Layout element entries
..........

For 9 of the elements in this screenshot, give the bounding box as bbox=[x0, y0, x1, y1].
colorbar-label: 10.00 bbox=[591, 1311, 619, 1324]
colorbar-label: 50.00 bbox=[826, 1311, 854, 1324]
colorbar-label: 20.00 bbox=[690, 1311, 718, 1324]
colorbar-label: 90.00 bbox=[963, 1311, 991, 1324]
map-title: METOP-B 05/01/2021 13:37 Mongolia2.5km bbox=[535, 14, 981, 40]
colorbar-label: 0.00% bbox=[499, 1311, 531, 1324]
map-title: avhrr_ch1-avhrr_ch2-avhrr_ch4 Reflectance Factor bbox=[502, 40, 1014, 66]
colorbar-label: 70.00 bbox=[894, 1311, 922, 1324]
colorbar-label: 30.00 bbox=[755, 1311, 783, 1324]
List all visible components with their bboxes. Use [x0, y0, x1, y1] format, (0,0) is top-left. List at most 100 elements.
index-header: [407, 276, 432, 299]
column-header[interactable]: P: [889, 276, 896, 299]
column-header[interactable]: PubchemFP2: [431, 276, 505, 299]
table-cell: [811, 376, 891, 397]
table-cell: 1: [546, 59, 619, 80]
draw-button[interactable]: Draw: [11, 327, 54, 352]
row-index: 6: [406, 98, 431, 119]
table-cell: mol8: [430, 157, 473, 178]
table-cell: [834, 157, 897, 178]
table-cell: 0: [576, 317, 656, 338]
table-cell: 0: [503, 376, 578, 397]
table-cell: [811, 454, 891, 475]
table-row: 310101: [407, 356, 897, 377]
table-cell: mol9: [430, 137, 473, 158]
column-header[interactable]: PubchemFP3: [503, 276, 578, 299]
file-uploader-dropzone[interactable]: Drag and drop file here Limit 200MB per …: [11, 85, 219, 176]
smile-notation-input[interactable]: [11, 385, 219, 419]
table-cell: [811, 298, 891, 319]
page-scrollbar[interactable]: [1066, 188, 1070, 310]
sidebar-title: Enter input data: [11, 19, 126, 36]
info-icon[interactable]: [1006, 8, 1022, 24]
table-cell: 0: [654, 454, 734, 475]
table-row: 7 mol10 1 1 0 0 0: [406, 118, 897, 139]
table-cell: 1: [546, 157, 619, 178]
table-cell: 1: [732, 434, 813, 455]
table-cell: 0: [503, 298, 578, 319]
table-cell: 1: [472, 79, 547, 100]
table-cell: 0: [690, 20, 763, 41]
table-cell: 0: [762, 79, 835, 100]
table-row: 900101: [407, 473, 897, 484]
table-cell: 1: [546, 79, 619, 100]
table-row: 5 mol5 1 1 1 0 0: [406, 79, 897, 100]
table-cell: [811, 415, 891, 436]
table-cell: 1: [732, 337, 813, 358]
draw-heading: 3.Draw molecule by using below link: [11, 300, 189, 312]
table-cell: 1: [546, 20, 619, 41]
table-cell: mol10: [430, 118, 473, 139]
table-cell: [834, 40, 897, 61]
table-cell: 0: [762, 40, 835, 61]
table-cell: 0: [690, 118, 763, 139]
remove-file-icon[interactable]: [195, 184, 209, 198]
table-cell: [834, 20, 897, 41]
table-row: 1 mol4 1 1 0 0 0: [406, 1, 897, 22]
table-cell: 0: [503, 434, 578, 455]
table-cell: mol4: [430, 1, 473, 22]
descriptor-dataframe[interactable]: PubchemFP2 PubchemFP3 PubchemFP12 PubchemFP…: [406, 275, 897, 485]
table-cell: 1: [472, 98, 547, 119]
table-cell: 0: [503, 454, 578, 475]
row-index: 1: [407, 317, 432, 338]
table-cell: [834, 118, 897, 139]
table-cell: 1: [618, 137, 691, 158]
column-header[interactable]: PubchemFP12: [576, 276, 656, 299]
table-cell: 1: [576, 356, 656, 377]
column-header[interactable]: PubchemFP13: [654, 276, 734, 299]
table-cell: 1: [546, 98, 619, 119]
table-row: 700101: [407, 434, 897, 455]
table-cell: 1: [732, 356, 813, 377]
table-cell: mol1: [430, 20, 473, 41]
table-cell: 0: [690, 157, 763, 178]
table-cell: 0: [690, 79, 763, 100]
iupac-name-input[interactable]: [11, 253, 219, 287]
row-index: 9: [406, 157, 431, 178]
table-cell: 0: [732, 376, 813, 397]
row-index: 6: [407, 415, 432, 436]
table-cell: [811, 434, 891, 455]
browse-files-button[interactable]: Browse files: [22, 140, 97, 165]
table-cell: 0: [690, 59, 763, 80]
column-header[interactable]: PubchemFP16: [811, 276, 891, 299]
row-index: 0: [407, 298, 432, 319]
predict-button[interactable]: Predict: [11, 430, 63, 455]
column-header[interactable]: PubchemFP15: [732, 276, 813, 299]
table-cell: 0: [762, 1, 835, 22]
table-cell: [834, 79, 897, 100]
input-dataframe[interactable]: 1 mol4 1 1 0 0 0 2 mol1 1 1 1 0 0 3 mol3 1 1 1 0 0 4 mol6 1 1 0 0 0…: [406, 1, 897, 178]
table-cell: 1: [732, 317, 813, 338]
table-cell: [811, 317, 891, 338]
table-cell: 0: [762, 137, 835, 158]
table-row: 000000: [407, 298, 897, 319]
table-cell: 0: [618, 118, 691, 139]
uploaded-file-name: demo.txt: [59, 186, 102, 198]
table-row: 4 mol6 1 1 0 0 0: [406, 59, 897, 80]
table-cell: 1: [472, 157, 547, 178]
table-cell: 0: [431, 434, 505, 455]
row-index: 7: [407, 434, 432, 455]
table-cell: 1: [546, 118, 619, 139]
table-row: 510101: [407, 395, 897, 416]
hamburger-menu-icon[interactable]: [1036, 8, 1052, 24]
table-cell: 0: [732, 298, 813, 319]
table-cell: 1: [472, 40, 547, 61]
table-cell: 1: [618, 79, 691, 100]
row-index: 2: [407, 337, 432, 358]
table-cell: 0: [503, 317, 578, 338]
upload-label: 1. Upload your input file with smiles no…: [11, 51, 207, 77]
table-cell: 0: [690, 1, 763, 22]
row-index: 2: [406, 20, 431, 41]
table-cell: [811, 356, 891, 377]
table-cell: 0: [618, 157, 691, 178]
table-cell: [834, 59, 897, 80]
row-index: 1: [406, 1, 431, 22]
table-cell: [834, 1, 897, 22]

..........

[Task requirements] Repeat every line of the items above word for word, without changing a single character.

[Answer to this task]
For 9 of the elements in this screenshot, give the bounding box as bbox=[x0, y0, x1, y1].
colorbar-label: 10.00 bbox=[591, 1311, 619, 1324]
colorbar-label: 50.00 bbox=[826, 1311, 854, 1324]
colorbar-label: 20.00 bbox=[690, 1311, 718, 1324]
colorbar-label: 90.00 bbox=[963, 1311, 991, 1324]
map-title: METOP-B 05/01/2021 13:37 Mongolia2.5km bbox=[535, 14, 981, 40]
colorbar-label: 0.00% bbox=[499, 1311, 531, 1324]
map-title: avhrr_ch1-avhrr_ch2-avhrr_ch4 Reflectance Factor bbox=[502, 40, 1014, 66]
colorbar-label: 70.00 bbox=[894, 1311, 922, 1324]
colorbar-label: 30.00 bbox=[755, 1311, 783, 1324]
List all visible components with their bboxes. Use [x0, y0, x1, y1] format, (0,0) is top-left. List at most 100 elements.
index-header: [407, 276, 432, 299]
column-header[interactable]: P: [889, 276, 896, 299]
column-header[interactable]: PubchemFP2: [431, 276, 505, 299]
table-cell: [811, 376, 891, 397]
table-cell: 1: [546, 59, 619, 80]
draw-button[interactable]: Draw: [11, 327, 54, 352]
row-index: 6: [406, 98, 431, 119]
table-cell: mol8: [430, 157, 473, 178]
table-cell: [834, 157, 897, 178]
table-cell: 0: [576, 317, 656, 338]
table-cell: 0: [503, 376, 578, 397]
table-cell: [811, 454, 891, 475]
table-row: 310101: [407, 356, 897, 377]
table-cell: mol9: [430, 137, 473, 158]
column-header[interactable]: PubchemFP3: [503, 276, 578, 299]
file-uploader-dropzone[interactable]: Drag and drop file here Limit 200MB per …: [11, 85, 219, 176]
smile-notation-input[interactable]: [11, 385, 219, 419]
table-cell: [811, 298, 891, 319]
page-scrollbar[interactable]: [1066, 188, 1070, 310]
sidebar-title: Enter input data: [11, 19, 126, 36]
info-icon[interactable]: [1006, 8, 1022, 24]
table-cell: 0: [654, 454, 734, 475]
table-row: 7 mol10 1 1 0 0 0: [406, 118, 897, 139]
table-cell: 1: [546, 157, 619, 178]
table-cell: 1: [732, 434, 813, 455]
table-cell: 0: [503, 298, 578, 319]
table-cell: 1: [472, 79, 547, 100]
table-cell: 0: [690, 20, 763, 41]
table-cell: 0: [762, 79, 835, 100]
table-row: 900101: [407, 473, 897, 484]
table-cell: 1: [546, 79, 619, 100]
table-row: 5 mol5 1 1 1 0 0: [406, 79, 897, 100]
table-cell: [811, 415, 891, 436]
table-cell: 1: [732, 337, 813, 358]
draw-heading: 3.Draw molecule by using below link: [11, 300, 189, 312]
table-cell: 1: [546, 20, 619, 41]
table-cell: mol10: [430, 118, 473, 139]
table-cell: [834, 40, 897, 61]
table-cell: 0: [762, 40, 835, 61]
table-cell: 0: [690, 118, 763, 139]
remove-file-icon[interactable]: [195, 184, 209, 198]
table-cell: [834, 20, 897, 41]
table-row: 1 mol4 1 1 0 0 0: [406, 1, 897, 22]
table-cell: 0: [503, 434, 578, 455]
table-cell: mol4: [430, 1, 473, 22]
descriptor-dataframe[interactable]: PubchemFP2 PubchemFP3 PubchemFP12 PubchemFP…: [406, 275, 897, 485]
table-cell: 1: [472, 98, 547, 119]
table-cell: 0: [503, 454, 578, 475]
row-index: 1: [407, 317, 432, 338]
table-cell: [834, 118, 897, 139]
table-cell: 1: [618, 137, 691, 158]
column-header[interactable]: PubchemFP12: [576, 276, 656, 299]
table-cell: 1: [576, 356, 656, 377]
column-header[interactable]: PubchemFP13: [654, 276, 734, 299]
table-cell: 1: [546, 98, 619, 119]
table-row: 700101: [407, 434, 897, 455]
table-cell: 1: [732, 356, 813, 377]
table-cell: mol1: [430, 20, 473, 41]
table-cell: 0: [690, 157, 763, 178]
table-cell: 0: [690, 79, 763, 100]
iupac-name-input[interactable]: [11, 253, 219, 287]
row-index: 9: [406, 157, 431, 178]
table-cell: 0: [732, 376, 813, 397]
row-index: 6: [407, 415, 432, 436]
table-cell: [811, 434, 891, 455]
browse-files-button[interactable]: Browse files: [22, 140, 97, 165]
table-cell: 0: [690, 59, 763, 80]
column-header[interactable]: PubchemFP16: [811, 276, 891, 299]
row-index: 0: [407, 298, 432, 319]
predict-button[interactable]: Predict: [11, 430, 63, 455]
column-header[interactable]: PubchemFP15: [732, 276, 813, 299]
table-cell: 0: [762, 1, 835, 22]
table-cell: [834, 79, 897, 100]
input-dataframe[interactable]: 1 mol4 1 1 0 0 0 2 mol1 1 1 1 0 0 3 mol3 1 1 1 0 0 4 mol6 1 1 0 0 0…: [406, 1, 897, 178]
table-cell: 1: [732, 317, 813, 338]
table-cell: [811, 317, 891, 338]
table-cell: 0: [762, 137, 835, 158]
table-row: 000000: [407, 298, 897, 319]
table-cell: 0: [618, 118, 691, 139]
uploaded-file-name: demo.txt: [59, 186, 102, 198]
table-row: 4 mol6 1 1 0 0 0: [406, 59, 897, 80]
table-cell: 1: [472, 157, 547, 178]
table-cell: 0: [431, 434, 505, 455]
row-index: 7: [407, 434, 432, 455]
table-cell: 1: [546, 118, 619, 139]
table-row: 510101: [407, 395, 897, 416]
hamburger-menu-icon[interactable]: [1036, 8, 1052, 24]
table-cell: 0: [732, 298, 813, 319]
table-cell: 1: [472, 40, 547, 61]
table-cell: 1: [618, 79, 691, 100]
row-index: 2: [407, 337, 432, 358]
table-cell: 0: [503, 317, 578, 338]
upload-label: 1. Upload your input file with smiles no…: [11, 51, 207, 77]
table-cell: 0: [690, 1, 763, 22]
row-index: 2: [406, 20, 431, 41]
table-cell: [811, 356, 891, 377]
table-cell: 0: [618, 157, 691, 178]
table-cell: [834, 59, 897, 80]
row-index: 1: [406, 1, 431, 22]
table-cell: [834, 1, 897, 22]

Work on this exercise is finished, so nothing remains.